# Start of EXTRACTED RECORDS

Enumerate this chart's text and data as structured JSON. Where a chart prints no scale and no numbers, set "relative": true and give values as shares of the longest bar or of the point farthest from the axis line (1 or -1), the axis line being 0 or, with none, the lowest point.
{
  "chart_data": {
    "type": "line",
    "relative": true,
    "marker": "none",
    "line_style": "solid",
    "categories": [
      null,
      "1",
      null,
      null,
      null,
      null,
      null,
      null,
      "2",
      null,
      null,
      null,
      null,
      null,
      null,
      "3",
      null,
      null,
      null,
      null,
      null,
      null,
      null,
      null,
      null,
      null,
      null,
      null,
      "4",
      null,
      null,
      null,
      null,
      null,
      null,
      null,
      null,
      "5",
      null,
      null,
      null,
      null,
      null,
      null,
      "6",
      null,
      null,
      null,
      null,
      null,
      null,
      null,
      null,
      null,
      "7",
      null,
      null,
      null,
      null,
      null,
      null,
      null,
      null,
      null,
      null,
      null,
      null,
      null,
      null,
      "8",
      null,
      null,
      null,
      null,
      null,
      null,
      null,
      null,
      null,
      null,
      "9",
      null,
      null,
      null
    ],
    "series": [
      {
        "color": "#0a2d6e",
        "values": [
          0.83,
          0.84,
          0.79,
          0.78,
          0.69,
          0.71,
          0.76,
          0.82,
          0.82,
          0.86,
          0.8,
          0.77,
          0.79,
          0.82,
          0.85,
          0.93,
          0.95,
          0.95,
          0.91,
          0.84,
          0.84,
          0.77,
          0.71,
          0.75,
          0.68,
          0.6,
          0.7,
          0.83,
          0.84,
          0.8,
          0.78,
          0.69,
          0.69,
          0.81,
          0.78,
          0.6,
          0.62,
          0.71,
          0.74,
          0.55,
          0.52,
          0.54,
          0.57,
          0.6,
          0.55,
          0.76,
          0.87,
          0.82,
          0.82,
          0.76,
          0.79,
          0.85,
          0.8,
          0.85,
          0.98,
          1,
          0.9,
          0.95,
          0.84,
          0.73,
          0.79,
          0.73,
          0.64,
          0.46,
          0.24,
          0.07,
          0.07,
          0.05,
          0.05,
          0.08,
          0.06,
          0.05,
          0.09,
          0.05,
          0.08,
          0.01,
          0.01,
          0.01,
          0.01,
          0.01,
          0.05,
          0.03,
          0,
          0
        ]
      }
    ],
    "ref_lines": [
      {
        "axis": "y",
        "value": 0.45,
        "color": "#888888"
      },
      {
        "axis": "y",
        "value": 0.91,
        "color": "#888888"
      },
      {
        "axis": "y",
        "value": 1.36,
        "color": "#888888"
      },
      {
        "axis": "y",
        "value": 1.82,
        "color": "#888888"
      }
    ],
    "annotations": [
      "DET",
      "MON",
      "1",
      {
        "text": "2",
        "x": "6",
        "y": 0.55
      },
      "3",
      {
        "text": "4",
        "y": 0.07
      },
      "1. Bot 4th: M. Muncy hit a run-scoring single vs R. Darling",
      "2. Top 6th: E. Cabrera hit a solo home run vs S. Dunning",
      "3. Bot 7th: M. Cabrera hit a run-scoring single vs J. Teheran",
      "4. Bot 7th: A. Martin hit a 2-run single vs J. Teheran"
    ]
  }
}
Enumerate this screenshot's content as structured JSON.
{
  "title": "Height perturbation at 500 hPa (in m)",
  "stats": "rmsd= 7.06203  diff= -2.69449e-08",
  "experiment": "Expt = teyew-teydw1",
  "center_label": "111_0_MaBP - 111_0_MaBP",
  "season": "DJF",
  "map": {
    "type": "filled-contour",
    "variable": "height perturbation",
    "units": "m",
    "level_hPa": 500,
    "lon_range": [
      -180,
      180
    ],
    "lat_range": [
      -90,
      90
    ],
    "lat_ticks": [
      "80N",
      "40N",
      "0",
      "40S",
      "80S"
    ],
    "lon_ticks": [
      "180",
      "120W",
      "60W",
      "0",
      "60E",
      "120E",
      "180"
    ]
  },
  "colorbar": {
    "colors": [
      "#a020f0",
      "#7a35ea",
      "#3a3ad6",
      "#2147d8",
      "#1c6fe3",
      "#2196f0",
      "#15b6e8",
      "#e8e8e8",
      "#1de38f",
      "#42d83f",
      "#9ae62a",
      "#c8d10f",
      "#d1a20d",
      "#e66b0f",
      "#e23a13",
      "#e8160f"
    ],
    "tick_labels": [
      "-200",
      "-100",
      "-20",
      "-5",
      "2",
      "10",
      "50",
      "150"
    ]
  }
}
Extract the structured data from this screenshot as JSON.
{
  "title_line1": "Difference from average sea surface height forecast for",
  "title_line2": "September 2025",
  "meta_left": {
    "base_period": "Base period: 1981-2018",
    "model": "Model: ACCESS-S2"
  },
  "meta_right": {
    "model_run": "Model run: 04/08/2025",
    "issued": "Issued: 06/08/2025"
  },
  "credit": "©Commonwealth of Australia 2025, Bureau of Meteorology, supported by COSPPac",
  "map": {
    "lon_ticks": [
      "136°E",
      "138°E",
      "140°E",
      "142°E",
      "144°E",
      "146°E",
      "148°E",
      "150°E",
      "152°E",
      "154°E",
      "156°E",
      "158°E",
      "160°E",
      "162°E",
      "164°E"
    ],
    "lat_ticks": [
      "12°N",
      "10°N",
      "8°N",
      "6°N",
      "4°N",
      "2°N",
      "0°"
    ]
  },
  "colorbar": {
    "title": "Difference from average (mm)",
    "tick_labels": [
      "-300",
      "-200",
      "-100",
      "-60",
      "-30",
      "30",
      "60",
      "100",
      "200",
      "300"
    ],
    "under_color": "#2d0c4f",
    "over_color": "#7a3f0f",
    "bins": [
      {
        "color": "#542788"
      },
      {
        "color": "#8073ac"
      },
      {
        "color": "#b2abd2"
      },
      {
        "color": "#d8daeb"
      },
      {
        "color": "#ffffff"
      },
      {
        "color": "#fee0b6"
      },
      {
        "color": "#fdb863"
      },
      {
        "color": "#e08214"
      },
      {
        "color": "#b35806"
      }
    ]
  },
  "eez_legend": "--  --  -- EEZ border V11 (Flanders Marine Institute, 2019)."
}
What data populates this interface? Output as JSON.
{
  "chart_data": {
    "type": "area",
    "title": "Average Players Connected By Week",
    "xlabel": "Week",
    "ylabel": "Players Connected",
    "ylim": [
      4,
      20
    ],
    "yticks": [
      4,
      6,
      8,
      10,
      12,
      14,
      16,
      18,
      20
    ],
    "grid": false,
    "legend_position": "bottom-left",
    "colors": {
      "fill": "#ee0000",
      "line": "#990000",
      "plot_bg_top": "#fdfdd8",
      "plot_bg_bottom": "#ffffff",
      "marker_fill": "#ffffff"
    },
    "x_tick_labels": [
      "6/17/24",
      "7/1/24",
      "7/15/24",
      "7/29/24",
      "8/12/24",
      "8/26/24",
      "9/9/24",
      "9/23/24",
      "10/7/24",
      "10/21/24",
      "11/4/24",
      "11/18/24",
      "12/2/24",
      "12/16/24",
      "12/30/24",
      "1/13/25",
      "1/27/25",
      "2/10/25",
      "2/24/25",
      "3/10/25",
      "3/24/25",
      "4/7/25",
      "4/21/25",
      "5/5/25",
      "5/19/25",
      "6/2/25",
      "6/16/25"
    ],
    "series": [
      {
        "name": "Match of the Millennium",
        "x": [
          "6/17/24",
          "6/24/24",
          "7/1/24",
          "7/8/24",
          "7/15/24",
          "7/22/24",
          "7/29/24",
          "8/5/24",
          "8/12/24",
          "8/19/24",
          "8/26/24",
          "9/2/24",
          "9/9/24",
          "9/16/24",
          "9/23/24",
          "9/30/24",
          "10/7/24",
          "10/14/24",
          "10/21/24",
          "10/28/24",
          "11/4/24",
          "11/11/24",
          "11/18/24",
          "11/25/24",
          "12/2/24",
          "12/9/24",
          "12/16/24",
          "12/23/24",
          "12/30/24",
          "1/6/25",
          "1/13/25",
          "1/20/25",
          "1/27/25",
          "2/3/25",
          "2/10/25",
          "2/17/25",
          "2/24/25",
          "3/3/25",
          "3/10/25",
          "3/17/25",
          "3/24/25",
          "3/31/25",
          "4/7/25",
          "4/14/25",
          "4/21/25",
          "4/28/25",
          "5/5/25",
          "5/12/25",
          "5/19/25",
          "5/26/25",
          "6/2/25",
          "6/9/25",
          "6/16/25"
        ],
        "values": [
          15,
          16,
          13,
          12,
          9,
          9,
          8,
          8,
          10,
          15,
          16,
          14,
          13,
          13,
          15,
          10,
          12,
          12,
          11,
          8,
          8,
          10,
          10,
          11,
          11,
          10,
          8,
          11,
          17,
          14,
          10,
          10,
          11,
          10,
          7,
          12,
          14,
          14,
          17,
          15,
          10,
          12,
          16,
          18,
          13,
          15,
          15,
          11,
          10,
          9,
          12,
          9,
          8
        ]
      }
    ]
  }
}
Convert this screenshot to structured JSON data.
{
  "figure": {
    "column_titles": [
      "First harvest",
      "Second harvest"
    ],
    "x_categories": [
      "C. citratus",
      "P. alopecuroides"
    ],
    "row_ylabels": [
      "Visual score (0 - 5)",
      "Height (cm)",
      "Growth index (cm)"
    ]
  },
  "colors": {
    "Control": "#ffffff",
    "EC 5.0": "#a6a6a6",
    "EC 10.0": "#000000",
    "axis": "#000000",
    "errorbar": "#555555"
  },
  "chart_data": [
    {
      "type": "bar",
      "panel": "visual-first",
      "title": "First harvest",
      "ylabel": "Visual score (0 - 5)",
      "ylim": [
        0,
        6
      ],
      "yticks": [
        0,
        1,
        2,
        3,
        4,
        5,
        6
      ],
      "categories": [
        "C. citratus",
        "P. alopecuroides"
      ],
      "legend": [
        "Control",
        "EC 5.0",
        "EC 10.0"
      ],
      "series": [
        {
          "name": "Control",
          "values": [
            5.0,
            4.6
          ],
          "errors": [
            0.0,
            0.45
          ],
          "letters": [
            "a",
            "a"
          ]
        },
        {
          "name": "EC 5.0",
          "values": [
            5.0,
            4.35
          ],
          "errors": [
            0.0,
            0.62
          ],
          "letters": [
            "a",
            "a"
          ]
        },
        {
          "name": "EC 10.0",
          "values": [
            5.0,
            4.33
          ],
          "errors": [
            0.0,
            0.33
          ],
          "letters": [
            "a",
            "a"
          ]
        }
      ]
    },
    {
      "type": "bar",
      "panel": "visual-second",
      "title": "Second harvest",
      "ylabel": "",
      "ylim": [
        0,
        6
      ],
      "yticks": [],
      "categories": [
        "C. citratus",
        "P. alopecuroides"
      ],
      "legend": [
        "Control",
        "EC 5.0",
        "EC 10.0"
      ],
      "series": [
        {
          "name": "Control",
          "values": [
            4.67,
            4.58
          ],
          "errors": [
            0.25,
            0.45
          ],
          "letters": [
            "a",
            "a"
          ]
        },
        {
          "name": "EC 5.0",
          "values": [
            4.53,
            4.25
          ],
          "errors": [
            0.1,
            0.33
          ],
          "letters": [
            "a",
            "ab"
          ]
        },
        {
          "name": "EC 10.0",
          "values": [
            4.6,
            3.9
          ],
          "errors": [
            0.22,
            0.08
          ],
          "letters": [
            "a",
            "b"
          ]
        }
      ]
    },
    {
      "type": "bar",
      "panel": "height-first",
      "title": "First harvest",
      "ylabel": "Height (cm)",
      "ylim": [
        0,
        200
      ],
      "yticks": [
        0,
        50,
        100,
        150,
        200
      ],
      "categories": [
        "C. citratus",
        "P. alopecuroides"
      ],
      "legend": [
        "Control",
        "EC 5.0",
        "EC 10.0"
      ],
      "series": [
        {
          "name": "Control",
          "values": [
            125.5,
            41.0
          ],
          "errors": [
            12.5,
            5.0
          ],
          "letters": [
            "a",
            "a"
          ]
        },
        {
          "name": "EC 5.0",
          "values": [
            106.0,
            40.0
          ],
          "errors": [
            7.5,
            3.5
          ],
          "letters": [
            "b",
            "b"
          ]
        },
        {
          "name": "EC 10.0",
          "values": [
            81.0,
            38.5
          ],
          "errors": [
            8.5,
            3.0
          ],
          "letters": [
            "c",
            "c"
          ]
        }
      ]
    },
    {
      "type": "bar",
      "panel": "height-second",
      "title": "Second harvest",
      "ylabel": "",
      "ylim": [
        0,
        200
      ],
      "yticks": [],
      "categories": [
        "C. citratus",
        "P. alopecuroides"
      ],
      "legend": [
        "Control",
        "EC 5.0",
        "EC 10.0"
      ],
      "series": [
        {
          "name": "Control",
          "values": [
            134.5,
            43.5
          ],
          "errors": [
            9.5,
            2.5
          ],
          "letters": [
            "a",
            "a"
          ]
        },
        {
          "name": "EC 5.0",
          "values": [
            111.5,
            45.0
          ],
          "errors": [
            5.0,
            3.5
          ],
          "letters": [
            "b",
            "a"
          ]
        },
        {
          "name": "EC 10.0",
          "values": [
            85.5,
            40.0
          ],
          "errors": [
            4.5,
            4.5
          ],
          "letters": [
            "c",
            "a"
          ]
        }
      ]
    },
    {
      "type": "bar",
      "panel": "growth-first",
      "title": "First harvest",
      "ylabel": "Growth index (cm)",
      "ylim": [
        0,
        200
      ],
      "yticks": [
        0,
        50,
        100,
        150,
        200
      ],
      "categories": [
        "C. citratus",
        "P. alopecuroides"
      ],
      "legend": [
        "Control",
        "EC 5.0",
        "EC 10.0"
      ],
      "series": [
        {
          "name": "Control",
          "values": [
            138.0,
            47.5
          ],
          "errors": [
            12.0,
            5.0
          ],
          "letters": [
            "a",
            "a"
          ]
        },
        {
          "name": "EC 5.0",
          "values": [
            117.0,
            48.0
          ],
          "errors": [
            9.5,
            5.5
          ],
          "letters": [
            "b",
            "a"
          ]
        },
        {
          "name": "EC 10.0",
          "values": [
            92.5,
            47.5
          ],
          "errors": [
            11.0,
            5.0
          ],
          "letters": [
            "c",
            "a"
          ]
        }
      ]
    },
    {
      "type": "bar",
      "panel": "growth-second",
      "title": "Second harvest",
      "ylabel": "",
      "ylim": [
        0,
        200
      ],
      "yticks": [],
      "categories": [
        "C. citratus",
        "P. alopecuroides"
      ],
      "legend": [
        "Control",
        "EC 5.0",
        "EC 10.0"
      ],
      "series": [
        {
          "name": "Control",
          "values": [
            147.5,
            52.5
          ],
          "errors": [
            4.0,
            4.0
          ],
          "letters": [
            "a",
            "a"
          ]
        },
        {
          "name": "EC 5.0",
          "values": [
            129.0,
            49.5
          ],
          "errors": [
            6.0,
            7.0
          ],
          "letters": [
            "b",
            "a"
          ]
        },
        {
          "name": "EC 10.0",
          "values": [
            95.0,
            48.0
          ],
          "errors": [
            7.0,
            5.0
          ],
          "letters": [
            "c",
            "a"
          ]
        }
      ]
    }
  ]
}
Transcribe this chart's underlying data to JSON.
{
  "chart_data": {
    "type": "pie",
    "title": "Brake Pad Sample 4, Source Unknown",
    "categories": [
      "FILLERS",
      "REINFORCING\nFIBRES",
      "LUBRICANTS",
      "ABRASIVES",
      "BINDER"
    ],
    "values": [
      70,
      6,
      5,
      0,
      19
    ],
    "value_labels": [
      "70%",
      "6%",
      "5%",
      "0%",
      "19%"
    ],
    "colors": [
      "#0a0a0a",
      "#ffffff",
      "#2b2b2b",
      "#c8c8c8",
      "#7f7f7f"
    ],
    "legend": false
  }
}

# End of EXTRACTED RECORDS

TASK INSTRUCTIONS: Provide only the number of lines in the entries that hold the word "Difference".

EXERCISE SOLUTION: 2